* [Your instructions] Print out the entries below with no edits.

* [Input]
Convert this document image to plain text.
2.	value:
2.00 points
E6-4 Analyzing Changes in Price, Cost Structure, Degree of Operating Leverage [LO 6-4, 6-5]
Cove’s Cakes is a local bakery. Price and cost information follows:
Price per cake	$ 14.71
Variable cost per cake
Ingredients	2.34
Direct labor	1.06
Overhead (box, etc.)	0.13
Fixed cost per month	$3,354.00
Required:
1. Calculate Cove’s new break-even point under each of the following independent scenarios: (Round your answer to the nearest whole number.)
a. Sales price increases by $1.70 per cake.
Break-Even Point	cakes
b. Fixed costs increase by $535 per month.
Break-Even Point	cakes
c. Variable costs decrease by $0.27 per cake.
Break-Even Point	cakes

* [Output of the task]
Convert this document image to plain text.
2.	value:
2.00 points
E6-4 Analyzing Changes in Price, Cost Structure, Degree of Operating Leverage [LO 6-4, 6-5]
Cove’s Cakes is a local bakery. Price and cost information follows:
Price per cake	$ 14.71
Variable cost per cake
Ingredients	2.34
Direct labor	1.06
Overhead (box, etc.)	0.13
Fixed cost per month	$3,354.00
Required:
1. Calculate Cove’s new break-even point under each of the following independent scenarios: (Round your answer to the nearest whole number.)
a. Sales price increases by $1.70 per cake.
Break-Even Point	cakes
b. Fixed costs increase by $535 per month.
Break-Even Point	cakes
c. Variable costs decrease by $0.27 per cake.
Break-Even Point	cakes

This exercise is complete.